* [GOAL]: Using the listing beneath this task, count the lines with the word "type" and write only the result.

Records from a data collection:
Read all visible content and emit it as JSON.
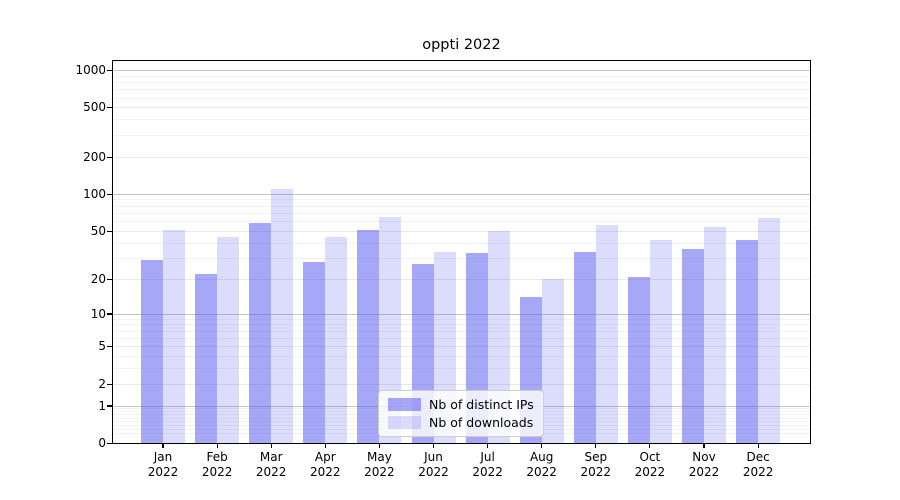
{
  "figure": {
    "background": "#ffffff",
    "accent_dark_bar": "#a8a8f7",
    "accent_light_bar": "#dcdcfb"
  },
  "chart_data": {
    "type": "bar",
    "title": "oppti 2022",
    "categories": [
      "Jan 2022",
      "Feb 2022",
      "Mar 2022",
      "Apr 2022",
      "May 2022",
      "Jun 2022",
      "Jul 2022",
      "Aug 2022",
      "Sep 2022",
      "Oct 2022",
      "Nov 2022",
      "Dec 2022"
    ],
    "series": [
      {
        "name": "Nb of distinct IPs",
        "color": "rgba(80,80,240,0.5)",
        "values": [
          29,
          22,
          58,
          28,
          51,
          27,
          33,
          14,
          34,
          21,
          36,
          42
        ]
      },
      {
        "name": "Nb of downloads",
        "color": "rgba(80,80,240,0.2)",
        "values": [
          51,
          45,
          110,
          45,
          65,
          34,
          50,
          20,
          56,
          42,
          54,
          64
        ]
      }
    ],
    "xlabel": "",
    "ylabel": "",
    "y_axis": {
      "scale": "log1p",
      "ticks": [
        0,
        1,
        2,
        5,
        10,
        20,
        50,
        100,
        200,
        500,
        1000
      ],
      "range": [
        0,
        1200
      ]
    },
    "grid": true,
    "legend": {
      "position": "lower center",
      "entries": [
        "Nb of distinct IPs",
        "Nb of downloads"
      ]
    }
  }
}
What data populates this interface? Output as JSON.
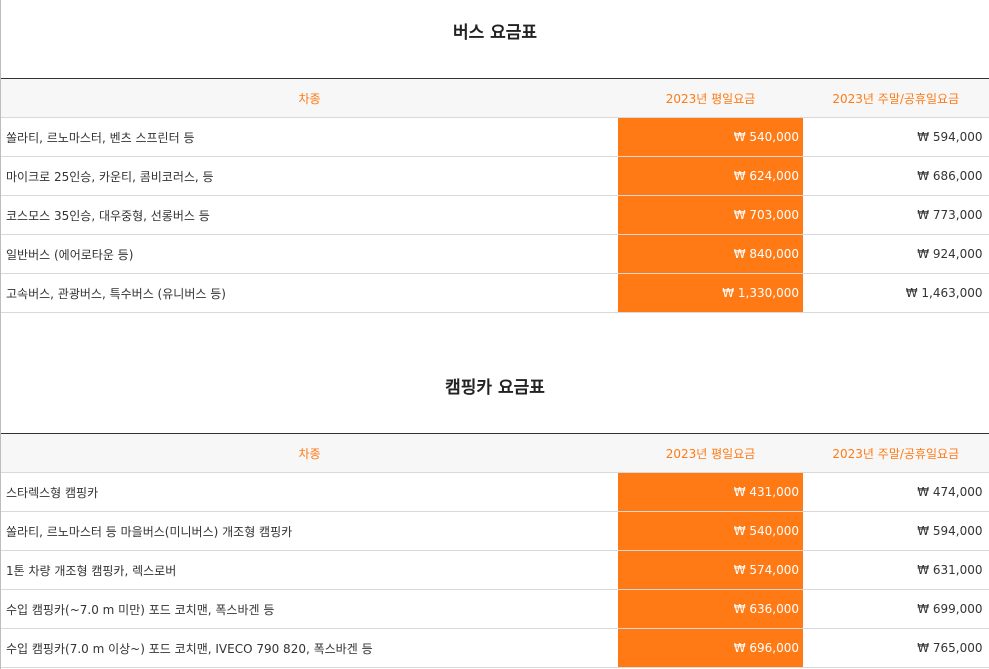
{
  "bus": {
    "title": "버스 요금표",
    "headers": {
      "vehicle": "차종",
      "weekday": "2023년 평일요금",
      "weekend": "2023년 주말/공휴일요금"
    },
    "rows": [
      {
        "vehicle": "쏠라티, 르노마스터, 벤츠 스프린터  등",
        "weekday": "₩ 540,000",
        "weekend": "₩ 594,000"
      },
      {
        "vehicle": "마이크로 25인승, 카운티, 콤비코러스,  등",
        "weekday": "₩ 624,000",
        "weekend": "₩ 686,000"
      },
      {
        "vehicle": "코스모스 35인승, 대우중형, 선롱버스 등",
        "weekday": "₩ 703,000",
        "weekend": "₩ 773,000"
      },
      {
        "vehicle": "일반버스  (에어로타운 등)",
        "weekday": "₩ 840,000",
        "weekend": "₩ 924,000"
      },
      {
        "vehicle": "고속버스, 관광버스, 특수버스   (유니버스 등)",
        "weekday": "₩ 1,330,000",
        "weekend": "₩ 1,463,000"
      }
    ]
  },
  "camping": {
    "title": "캠핑카 요금표",
    "headers": {
      "vehicle": "차종",
      "weekday": "2023년 평일요금",
      "weekend": "2023년 주말/공휴일요금"
    },
    "rows": [
      {
        "vehicle": "스타렉스형 캠핑카",
        "weekday": "₩ 431,000",
        "weekend": "₩ 474,000"
      },
      {
        "vehicle": "쏠라티, 르노마스터 등 마을버스(미니버스) 개조형 캠핑카",
        "weekday": "₩ 540,000",
        "weekend": "₩ 594,000"
      },
      {
        "vehicle": "1톤 차량 개조형 캠핑카, 렉스로버",
        "weekday": "₩ 574,000",
        "weekend": "₩ 631,000"
      },
      {
        "vehicle": "수입 캠핑카(~7.0 m 미만)   포드 코치맨, 폭스바겐 등",
        "weekday": "₩ 636,000",
        "weekend": "₩ 699,000"
      },
      {
        "vehicle": "수입 캠핑카(7.0 m 이상~)   포드 코치맨,  IVECO 790 820, 폭스바겐 등",
        "weekday": "₩ 696,000",
        "weekend": "₩ 765,000"
      }
    ]
  },
  "colors": {
    "accent": "#ff7a14",
    "header_bg": "#f7f7f7",
    "border": "#d9d9d9"
  }
}
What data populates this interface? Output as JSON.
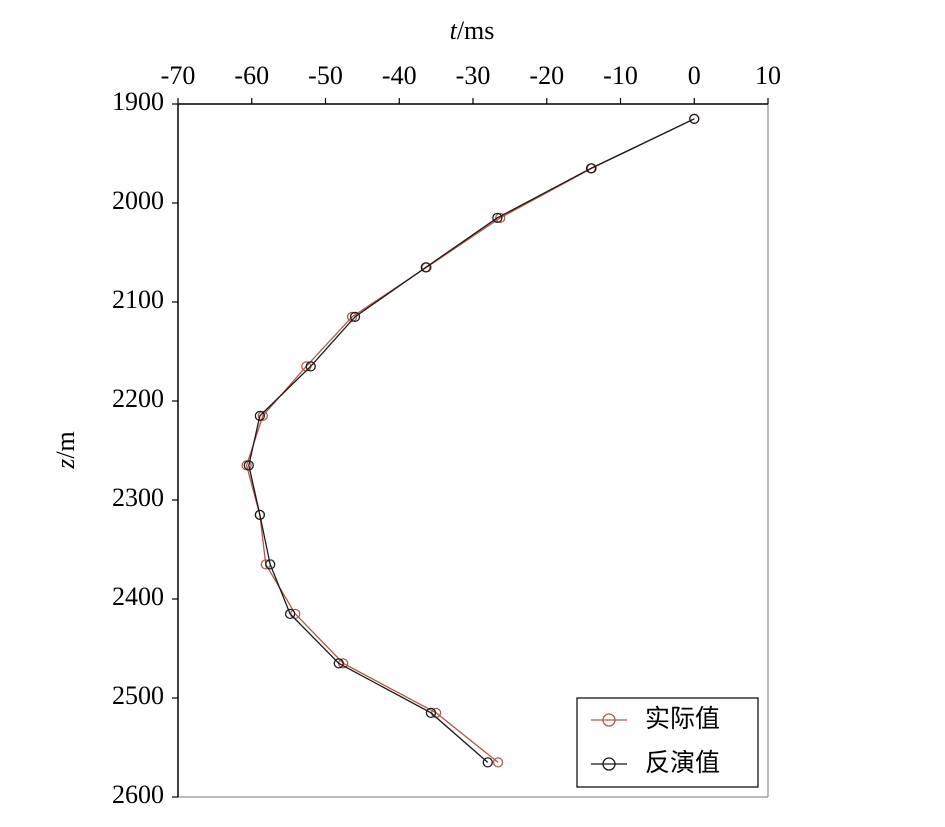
{
  "chart_data": {
    "type": "line",
    "xlabel": "t/ms",
    "ylabel": "z/m",
    "y": [
      1915,
      1965,
      2015,
      2065,
      2115,
      2165,
      2215,
      2265,
      2315,
      2365,
      2415,
      2465,
      2515,
      2565
    ],
    "series": [
      {
        "name": "实际值",
        "color": "#b3584c",
        "values": [
          0,
          -13.9,
          -26.3,
          -36.3,
          -46.4,
          -52.6,
          -58.5,
          -60.7,
          -58.9,
          -58.1,
          -54.1,
          -47.6,
          -35,
          -26.6
        ]
      },
      {
        "name": "反演值",
        "color": "#1a1a1a",
        "values": [
          0,
          -14,
          -26.7,
          -36.4,
          -46,
          -52,
          -58.9,
          -60.4,
          -58.9,
          -57.5,
          -54.8,
          -48.2,
          -35.7,
          -28
        ]
      }
    ],
    "xlim": [
      -70,
      10
    ],
    "xticks": [
      -70,
      -60,
      -50,
      -40,
      -30,
      -20,
      -10,
      0,
      10
    ],
    "ylim": [
      1900,
      2600
    ],
    "yticks": [
      1900,
      2000,
      2100,
      2200,
      2300,
      2400,
      2500,
      2600
    ],
    "y_inverted": true,
    "x_axis_position": "top",
    "legend": "lower right"
  }
}
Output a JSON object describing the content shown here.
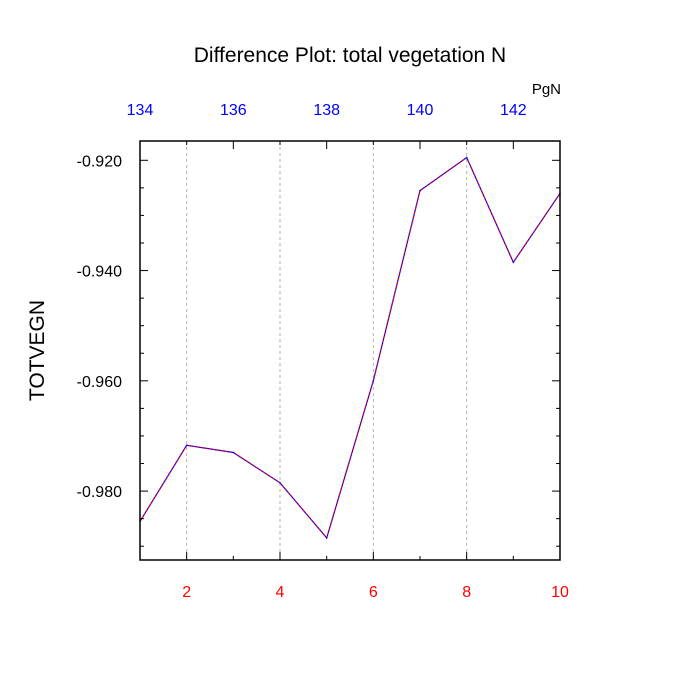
{
  "chart_data": {
    "type": "line",
    "title": "Difference Plot: total vegetation N",
    "ylabel": "TOTVEGN",
    "top_axis_unit": "PgN",
    "x": [
      1,
      2,
      3,
      4,
      5,
      6,
      7,
      8,
      9,
      10
    ],
    "series": [
      {
        "values": [
          -0.9855,
          -0.9717,
          -0.973,
          -0.9785,
          -0.9885,
          -0.96,
          -0.9255,
          -0.9195,
          -0.9385,
          -0.926
        ]
      }
    ],
    "xlim": [
      1,
      10
    ],
    "ylim": [
      -0.9925,
      -0.9165
    ],
    "x_ticks": [
      2,
      4,
      6,
      8,
      10
    ],
    "x_tick_labels": [
      "2",
      "4",
      "6",
      "8",
      "10"
    ],
    "top_ticks": [
      134,
      136,
      138,
      140,
      142
    ],
    "top_tick_labels": [
      "134",
      "136",
      "138",
      "140",
      "142"
    ],
    "top_lim": [
      134,
      143
    ],
    "y_ticks": [
      -0.92,
      -0.94,
      -0.96,
      -0.98
    ],
    "y_tick_labels": [
      "-0.920",
      "-0.940",
      "-0.960",
      "-0.980"
    ],
    "grid": "vertical dashed",
    "colors": {
      "line_dash_a": "#0000ff",
      "line_dash_b": "#ff0000",
      "bottom_tick_labels": "#ff0000",
      "top_tick_labels": "#0000ff",
      "grid": "#b4b4b4",
      "axes": "#000000"
    }
  }
}
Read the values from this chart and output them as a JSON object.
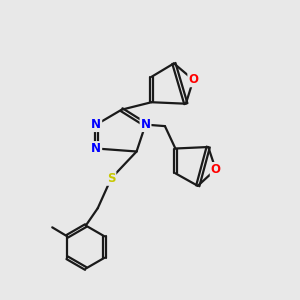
{
  "background_color": "#e8e8e8",
  "bond_color": "#1a1a1a",
  "N_color": "#0000ff",
  "O_color": "#ff0000",
  "S_color": "#c8c800",
  "line_width": 1.6,
  "dbo": 0.055,
  "figsize": [
    3.0,
    3.0
  ],
  "dpi": 100,
  "xlim": [
    0.5,
    9.5
  ],
  "ylim": [
    0.5,
    10.5
  ]
}
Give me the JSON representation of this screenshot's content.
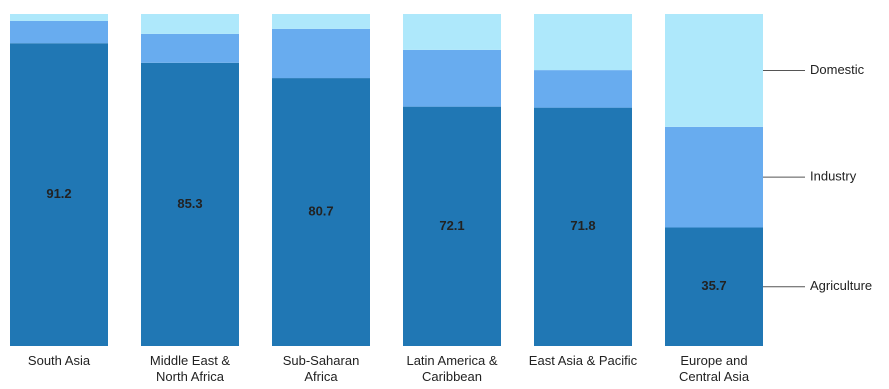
{
  "chart_data": {
    "type": "stacked-bar",
    "categories": [
      "South Asia",
      "Middle East & North Africa",
      "Sub-Saharan Africa",
      "Latin America & Caribbean",
      "East Asia & Pacific",
      "Europe and Central Asia"
    ],
    "series": [
      {
        "name": "Agriculture",
        "color": "#2077b4",
        "values": [
          91.2,
          85.3,
          80.7,
          72.1,
          71.8,
          35.7
        ],
        "show_labels": true
      },
      {
        "name": "Industry",
        "color": "#68acef",
        "values": [
          6.7,
          8.7,
          14.8,
          17.1,
          11.3,
          30.3
        ],
        "show_labels": false
      },
      {
        "name": "Domestic",
        "color": "#aee8fb",
        "values": [
          2.1,
          6.0,
          4.5,
          10.8,
          16.9,
          34.0
        ],
        "show_labels": false
      }
    ],
    "ylim": [
      0,
      100
    ]
  }
}
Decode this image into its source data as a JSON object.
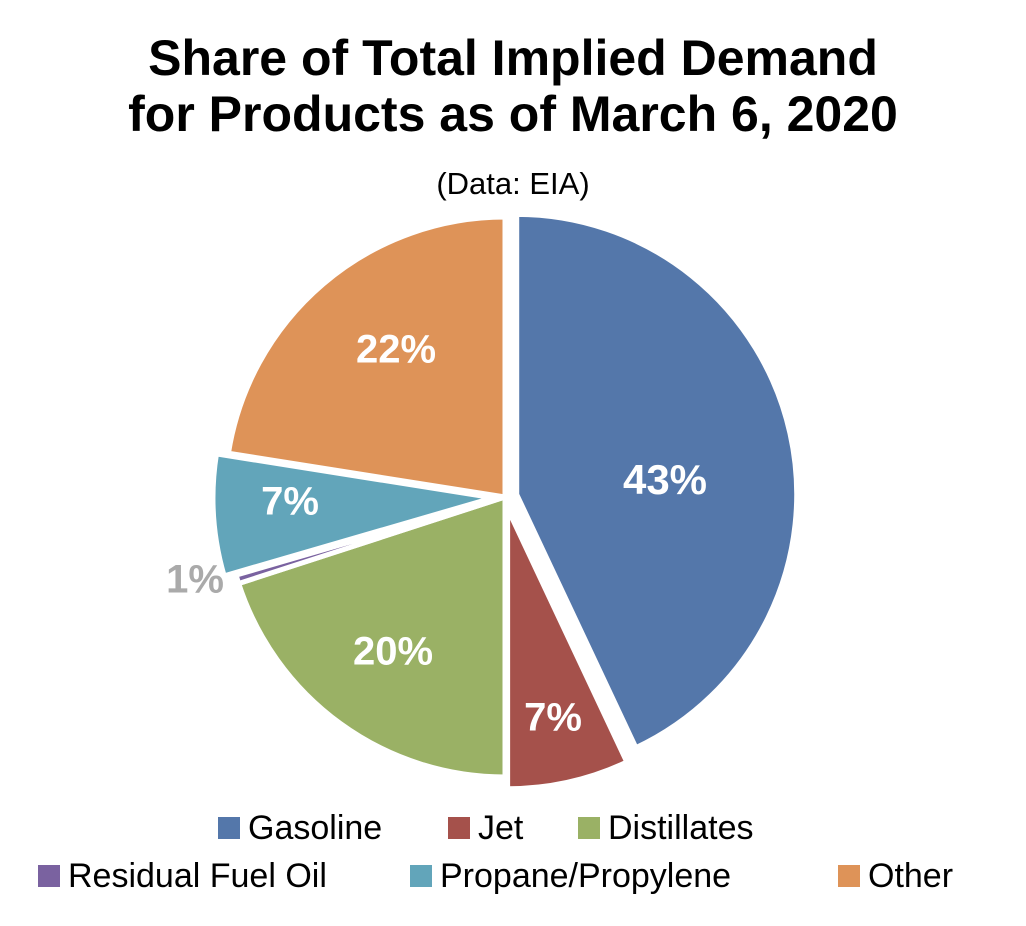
{
  "chart_data": {
    "type": "pie",
    "title_line1": "Share of Total Implied Demand",
    "title_line2": "for Products as of March 6, 2020",
    "subtitle": "(Data: EIA)",
    "legend_placement": "bottom",
    "slices": [
      {
        "name": "Gasoline",
        "value": 43,
        "label": "43%",
        "color": "#5477AA",
        "label_color": "#ffffff",
        "explode": 1
      },
      {
        "name": "Jet",
        "value": 7,
        "label": "7%",
        "color": "#A5514B",
        "label_color": "#ffffff",
        "explode": 1
      },
      {
        "name": "Distillates",
        "value": 20,
        "label": "20%",
        "color": "#9AB165",
        "label_color": "#ffffff",
        "explode": 0
      },
      {
        "name": "Residual Fuel Oil",
        "value": 0.5,
        "label": "1%",
        "color": "#7A62A0",
        "label_color": "#AAAAAA",
        "explode": 0
      },
      {
        "name": "Propane/Propylene",
        "value": 7,
        "label": "7%",
        "color": "#62A5BA",
        "label_color": "#ffffff",
        "explode": 1
      },
      {
        "name": "Other",
        "value": 22.5,
        "label": "22%",
        "color": "#DE9358",
        "label_color": "#ffffff",
        "explode": 0
      }
    ]
  }
}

* [WRITTEN SOLUTION]: 5